- _Exercise_
Write down each entry again, exactly as it reads.

- _Records supplied_
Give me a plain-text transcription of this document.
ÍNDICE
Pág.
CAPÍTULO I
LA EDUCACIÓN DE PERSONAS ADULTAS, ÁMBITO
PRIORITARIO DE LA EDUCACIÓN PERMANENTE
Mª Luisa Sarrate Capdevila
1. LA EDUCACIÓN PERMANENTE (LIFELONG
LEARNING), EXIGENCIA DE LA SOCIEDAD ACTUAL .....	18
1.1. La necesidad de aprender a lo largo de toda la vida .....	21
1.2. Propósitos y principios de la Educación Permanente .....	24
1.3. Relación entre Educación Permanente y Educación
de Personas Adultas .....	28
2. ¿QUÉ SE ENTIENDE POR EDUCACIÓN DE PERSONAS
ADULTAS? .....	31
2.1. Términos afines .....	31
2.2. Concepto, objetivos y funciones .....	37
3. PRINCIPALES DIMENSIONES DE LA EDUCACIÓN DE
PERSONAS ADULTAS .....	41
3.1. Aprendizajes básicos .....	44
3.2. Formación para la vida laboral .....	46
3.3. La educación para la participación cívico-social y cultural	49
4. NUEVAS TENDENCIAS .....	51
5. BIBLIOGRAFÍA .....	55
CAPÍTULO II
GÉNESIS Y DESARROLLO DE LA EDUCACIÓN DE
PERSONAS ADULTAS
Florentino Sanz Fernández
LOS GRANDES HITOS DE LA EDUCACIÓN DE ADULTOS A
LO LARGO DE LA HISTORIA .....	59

- _Solution for this exercise_
Give me a plain-text transcription of this document.
ÍNDICE
Pág.
CAPÍTULO I
LA EDUCACIÓN DE PERSONAS ADULTAS, ÁMBITO
PRIORITARIO DE LA EDUCACIÓN PERMANENTE
Mª Luisa Sarrate Capdevila
1. LA EDUCACIÓN PERMANENTE (LIFELONG
LEARNING), EXIGENCIA DE LA SOCIEDAD ACTUAL .....	18
1.1. La necesidad de aprender a lo largo de toda la vida .....	21
1.2. Propósitos y principios de la Educación Permanente .....	24
1.3. Relación entre Educación Permanente y Educación
de Personas Adultas .....	28
2. ¿QUÉ SE ENTIENDE POR EDUCACIÓN DE PERSONAS
ADULTAS? .....	31
2.1. Términos afines .....	31
2.2. Concepto, objetivos y funciones .....	37
3. PRINCIPALES DIMENSIONES DE LA EDUCACIÓN DE
PERSONAS ADULTAS .....	41
3.1. Aprendizajes básicos .....	44
3.2. Formación para la vida laboral .....	46
3.3. La educación para la participación cívico-social y cultural	49
4. NUEVAS TENDENCIAS .....	51
5. BIBLIOGRAFÍA .....	55
CAPÍTULO II
GÉNESIS Y DESARROLLO DE LA EDUCACIÓN DE
PERSONAS ADULTAS
Florentino Sanz Fernández
LOS GRANDES HITOS DE LA EDUCACIÓN DE ADULTOS A
LO LARGO DE LA HISTORIA .....	59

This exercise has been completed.